** start of DATA EXCERPTS **

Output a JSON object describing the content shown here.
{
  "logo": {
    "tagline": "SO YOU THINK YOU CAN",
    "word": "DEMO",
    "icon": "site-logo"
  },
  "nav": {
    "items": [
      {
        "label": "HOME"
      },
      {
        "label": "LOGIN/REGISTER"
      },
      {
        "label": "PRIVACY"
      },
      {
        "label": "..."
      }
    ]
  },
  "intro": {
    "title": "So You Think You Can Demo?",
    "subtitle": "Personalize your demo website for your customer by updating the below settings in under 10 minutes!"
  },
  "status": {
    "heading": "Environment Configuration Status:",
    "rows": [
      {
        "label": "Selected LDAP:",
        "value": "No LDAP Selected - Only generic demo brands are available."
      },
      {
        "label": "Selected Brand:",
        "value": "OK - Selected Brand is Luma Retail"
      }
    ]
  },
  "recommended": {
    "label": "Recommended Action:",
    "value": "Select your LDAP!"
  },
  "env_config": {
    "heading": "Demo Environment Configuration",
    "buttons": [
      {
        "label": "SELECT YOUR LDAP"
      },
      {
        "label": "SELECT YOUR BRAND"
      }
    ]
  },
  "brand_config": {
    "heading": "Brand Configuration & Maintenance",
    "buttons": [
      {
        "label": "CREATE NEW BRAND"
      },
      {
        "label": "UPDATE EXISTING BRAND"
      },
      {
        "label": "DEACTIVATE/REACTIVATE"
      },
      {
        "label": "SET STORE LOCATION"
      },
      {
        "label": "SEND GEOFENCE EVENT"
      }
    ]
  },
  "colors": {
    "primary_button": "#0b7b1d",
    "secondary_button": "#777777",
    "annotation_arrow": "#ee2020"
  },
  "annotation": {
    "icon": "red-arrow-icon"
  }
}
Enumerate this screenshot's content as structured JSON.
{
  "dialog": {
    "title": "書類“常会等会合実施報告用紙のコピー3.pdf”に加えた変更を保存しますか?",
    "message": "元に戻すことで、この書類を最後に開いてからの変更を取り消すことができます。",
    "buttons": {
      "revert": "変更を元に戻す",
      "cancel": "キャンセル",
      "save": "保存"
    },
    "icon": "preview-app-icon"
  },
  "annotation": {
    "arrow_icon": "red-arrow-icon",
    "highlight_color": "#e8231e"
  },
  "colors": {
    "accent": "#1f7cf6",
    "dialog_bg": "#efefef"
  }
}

** end of DATA EXCERPTS **

* _AIM OF THE EXERCISE_
Can you restate every record above word for word?

* _EXERCISE RESPONSE_
Output a JSON object describing the content shown here.
{
  "logo": {
    "tagline": "SO YOU THINK YOU CAN",
    "word": "DEMO",
    "icon": "site-logo"
  },
  "nav": {
    "items": [
      {
        "label": "HOME"
      },
      {
        "label": "LOGIN/REGISTER"
      },
      {
        "label": "PRIVACY"
      },
      {
        "label": "..."
      }
    ]
  },
  "intro": {
    "title": "So You Think You Can Demo?",
    "subtitle": "Personalize your demo website for your customer by updating the below settings in under 10 minutes!"
  },
  "status": {
    "heading": "Environment Configuration Status:",
    "rows": [
      {
        "label": "Selected LDAP:",
        "value": "No LDAP Selected - Only generic demo brands are available."
      },
      {
        "label": "Selected Brand:",
        "value": "OK - Selected Brand is Luma Retail"
      }
    ]
  },
  "recommended": {
    "label": "Recommended Action:",
    "value": "Select your LDAP!"
  },
  "env_config": {
    "heading": "Demo Environment Configuration",
    "buttons": [
      {
        "label": "SELECT YOUR LDAP"
      },
      {
        "label": "SELECT YOUR BRAND"
      }
    ]
  },
  "brand_config": {
    "heading": "Brand Configuration & Maintenance",
    "buttons": [
      {
        "label": "CREATE NEW BRAND"
      },
      {
        "label": "UPDATE EXISTING BRAND"
      },
      {
        "label": "DEACTIVATE/REACTIVATE"
      },
      {
        "label": "SET STORE LOCATION"
      },
      {
        "label": "SEND GEOFENCE EVENT"
      }
    ]
  },
  "colors": {
    "primary_button": "#0b7b1d",
    "secondary_button": "#777777",
    "annotation_arrow": "#ee2020"
  },
  "annotation": {
    "icon": "red-arrow-icon"
  }
}
Enumerate this screenshot's content as structured JSON.
{
  "dialog": {
    "title": "書類“常会等会合実施報告用紙のコピー3.pdf”に加えた変更を保存しますか?",
    "message": "元に戻すことで、この書類を最後に開いてからの変更を取り消すことができます。",
    "buttons": {
      "revert": "変更を元に戻す",
      "cancel": "キャンセル",
      "save": "保存"
    },
    "icon": "preview-app-icon"
  },
  "annotation": {
    "arrow_icon": "red-arrow-icon",
    "highlight_color": "#e8231e"
  },
  "colors": {
    "accent": "#1f7cf6",
    "dialog_bg": "#efefef"
  }
}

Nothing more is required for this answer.